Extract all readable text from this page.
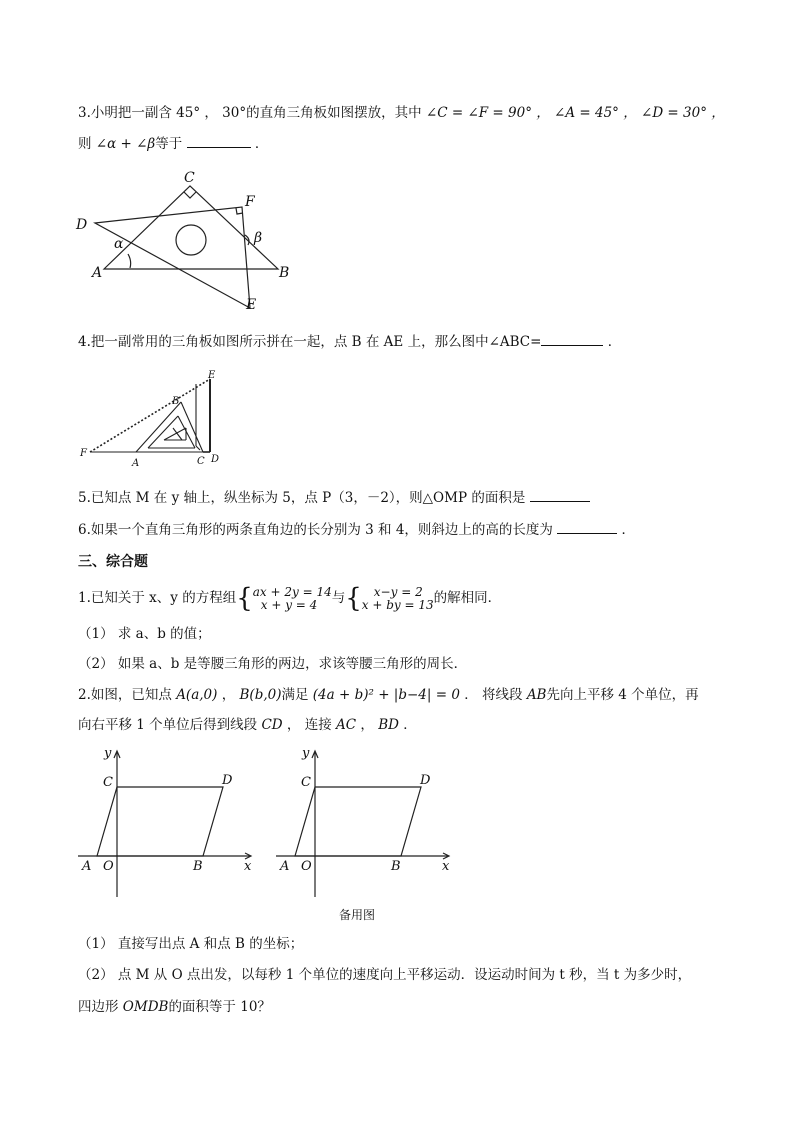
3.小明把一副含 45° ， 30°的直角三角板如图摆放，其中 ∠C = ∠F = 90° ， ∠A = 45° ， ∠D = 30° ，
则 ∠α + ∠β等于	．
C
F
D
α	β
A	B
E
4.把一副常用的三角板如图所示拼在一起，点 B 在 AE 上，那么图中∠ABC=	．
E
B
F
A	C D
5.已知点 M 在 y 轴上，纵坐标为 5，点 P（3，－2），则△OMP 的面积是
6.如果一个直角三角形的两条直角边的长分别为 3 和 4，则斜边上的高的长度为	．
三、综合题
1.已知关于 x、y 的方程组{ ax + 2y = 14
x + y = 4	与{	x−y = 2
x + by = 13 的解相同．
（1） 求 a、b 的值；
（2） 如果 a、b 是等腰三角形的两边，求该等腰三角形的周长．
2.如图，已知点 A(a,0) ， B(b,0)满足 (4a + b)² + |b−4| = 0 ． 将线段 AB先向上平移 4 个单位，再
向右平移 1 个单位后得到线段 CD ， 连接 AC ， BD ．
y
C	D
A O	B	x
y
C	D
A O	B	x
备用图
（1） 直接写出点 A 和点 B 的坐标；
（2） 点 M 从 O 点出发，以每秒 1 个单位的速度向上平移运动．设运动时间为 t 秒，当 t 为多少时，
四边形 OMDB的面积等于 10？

=-=-=

● Problem
Reproduce each record above by retyping it exactly; omit all images.

● Final result
Extract all readable text from this page.
3.小明把一副含 45° ， 30°的直角三角板如图摆放，其中 ∠C = ∠F = 90° ， ∠A = 45° ， ∠D = 30° ，
则 ∠α + ∠β等于	．
C
F
D
α	β
A	B
E
4.把一副常用的三角板如图所示拼在一起，点 B 在 AE 上，那么图中∠ABC=	．
E
B
F
A	C D
5.已知点 M 在 y 轴上，纵坐标为 5，点 P（3，－2），则△OMP 的面积是
6.如果一个直角三角形的两条直角边的长分别为 3 和 4，则斜边上的高的长度为	．
三、综合题
1.已知关于 x、y 的方程组{ ax + 2y = 14
x + y = 4	与{	x−y = 2
x + by = 13 的解相同．
（1） 求 a、b 的值；
（2） 如果 a、b 是等腰三角形的两边，求该等腰三角形的周长．
2.如图，已知点 A(a,0) ， B(b,0)满足 (4a + b)² + |b−4| = 0 ． 将线段 AB先向上平移 4 个单位，再
向右平移 1 个单位后得到线段 CD ， 连接 AC ， BD ．
y
C	D
A O	B	x
y
C	D
A O	B	x
备用图
（1） 直接写出点 A 和点 B 的坐标；
（2） 点 M 从 O 点出发，以每秒 1 个单位的速度向上平移运动．设运动时间为 t 秒，当 t 为多少时，
四边形 OMDB的面积等于 10？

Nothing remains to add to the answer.